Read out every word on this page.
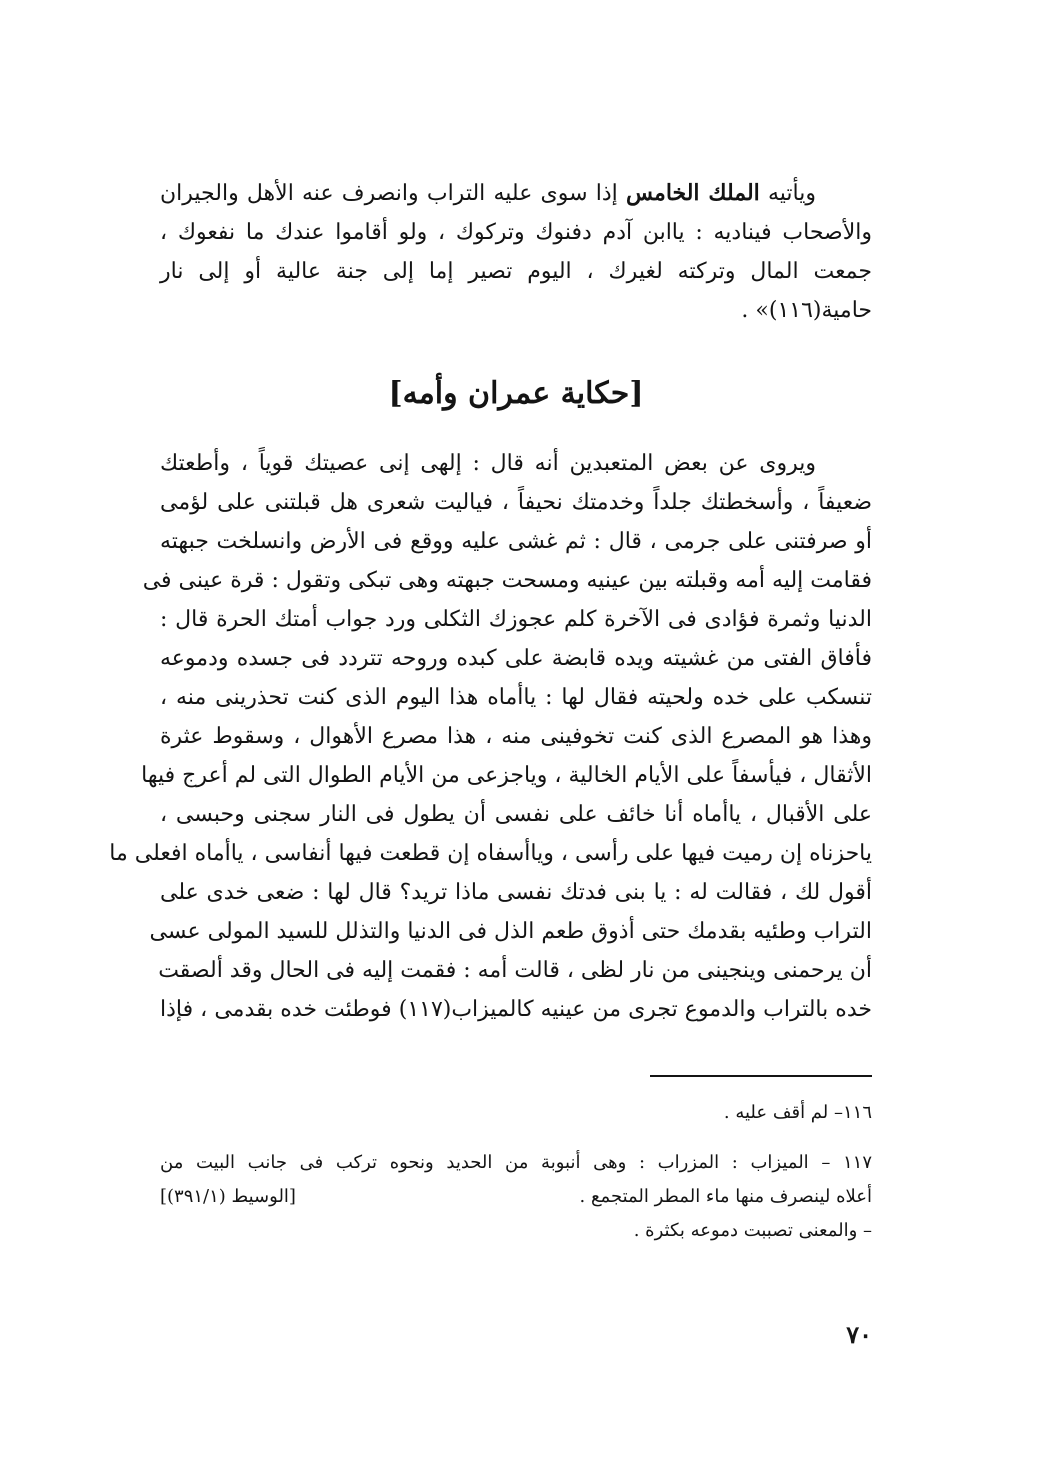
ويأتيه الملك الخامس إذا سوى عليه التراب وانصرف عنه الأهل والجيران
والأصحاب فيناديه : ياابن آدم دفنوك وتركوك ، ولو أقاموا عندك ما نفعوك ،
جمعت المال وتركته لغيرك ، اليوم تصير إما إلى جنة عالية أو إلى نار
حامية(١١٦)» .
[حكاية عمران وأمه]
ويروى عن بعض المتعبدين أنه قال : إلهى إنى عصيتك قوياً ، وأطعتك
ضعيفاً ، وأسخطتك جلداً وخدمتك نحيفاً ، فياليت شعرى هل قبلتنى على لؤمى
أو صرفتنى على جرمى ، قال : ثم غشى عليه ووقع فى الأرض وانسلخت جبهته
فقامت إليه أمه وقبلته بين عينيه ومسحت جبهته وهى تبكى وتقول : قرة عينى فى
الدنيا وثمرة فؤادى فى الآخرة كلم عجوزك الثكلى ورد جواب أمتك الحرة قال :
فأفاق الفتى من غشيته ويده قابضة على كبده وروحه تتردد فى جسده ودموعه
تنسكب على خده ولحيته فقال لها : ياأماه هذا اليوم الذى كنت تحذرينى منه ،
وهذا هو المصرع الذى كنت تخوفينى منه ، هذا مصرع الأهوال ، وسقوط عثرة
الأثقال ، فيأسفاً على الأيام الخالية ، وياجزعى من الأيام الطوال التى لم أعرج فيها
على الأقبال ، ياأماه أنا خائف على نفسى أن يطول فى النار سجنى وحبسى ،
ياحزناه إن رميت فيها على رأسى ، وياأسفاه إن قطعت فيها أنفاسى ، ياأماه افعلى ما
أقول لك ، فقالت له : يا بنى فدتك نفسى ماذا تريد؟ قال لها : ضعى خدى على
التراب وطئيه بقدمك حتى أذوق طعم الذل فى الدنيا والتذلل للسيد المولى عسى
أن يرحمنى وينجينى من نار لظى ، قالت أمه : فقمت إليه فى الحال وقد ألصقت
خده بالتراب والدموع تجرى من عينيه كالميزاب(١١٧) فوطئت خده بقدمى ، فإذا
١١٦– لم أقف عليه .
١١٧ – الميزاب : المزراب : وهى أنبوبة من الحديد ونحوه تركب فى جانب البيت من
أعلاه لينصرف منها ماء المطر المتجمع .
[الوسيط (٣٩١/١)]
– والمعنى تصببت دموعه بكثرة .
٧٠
━━━━
→ Instruction: Copy all the entries word for word. Omit any pictures.

→ Complete output:
Read out every word on this page.
ويأتيه الملك الخامس إذا سوى عليه التراب وانصرف عنه الأهل والجيران
والأصحاب فيناديه : ياابن آدم دفنوك وتركوك ، ولو أقاموا عندك ما نفعوك ،
جمعت المال وتركته لغيرك ، اليوم تصير إما إلى جنة عالية أو إلى نار
حامية(١١٦)» .
[حكاية عمران وأمه]
ويروى عن بعض المتعبدين أنه قال : إلهى إنى عصيتك قوياً ، وأطعتك
ضعيفاً ، وأسخطتك جلداً وخدمتك نحيفاً ، فياليت شعرى هل قبلتنى على لؤمى
أو صرفتنى على جرمى ، قال : ثم غشى عليه ووقع فى الأرض وانسلخت جبهته
فقامت إليه أمه وقبلته بين عينيه ومسحت جبهته وهى تبكى وتقول : قرة عينى فى
الدنيا وثمرة فؤادى فى الآخرة كلم عجوزك الثكلى ورد جواب أمتك الحرة قال :
فأفاق الفتى من غشيته ويده قابضة على كبده وروحه تتردد فى جسده ودموعه
تنسكب على خده ولحيته فقال لها : ياأماه هذا اليوم الذى كنت تحذرينى منه ،
وهذا هو المصرع الذى كنت تخوفينى منه ، هذا مصرع الأهوال ، وسقوط عثرة
الأثقال ، فيأسفاً على الأيام الخالية ، وياجزعى من الأيام الطوال التى لم أعرج فيها
على الأقبال ، ياأماه أنا خائف على نفسى أن يطول فى النار سجنى وحبسى ،
ياحزناه إن رميت فيها على رأسى ، وياأسفاه إن قطعت فيها أنفاسى ، ياأماه افعلى ما
أقول لك ، فقالت له : يا بنى فدتك نفسى ماذا تريد؟ قال لها : ضعى خدى على
التراب وطئيه بقدمك حتى أذوق طعم الذل فى الدنيا والتذلل للسيد المولى عسى
أن يرحمنى وينجينى من نار لظى ، قالت أمه : فقمت إليه فى الحال وقد ألصقت
خده بالتراب والدموع تجرى من عينيه كالميزاب(١١٧) فوطئت خده بقدمى ، فإذا
١١٦– لم أقف عليه .
١١٧ – الميزاب : المزراب : وهى أنبوبة من الحديد ونحوه تركب فى جانب البيت من
أعلاه لينصرف منها ماء المطر المتجمع .
[الوسيط (٣٩١/١)]
– والمعنى تصببت دموعه بكثرة .
٧٠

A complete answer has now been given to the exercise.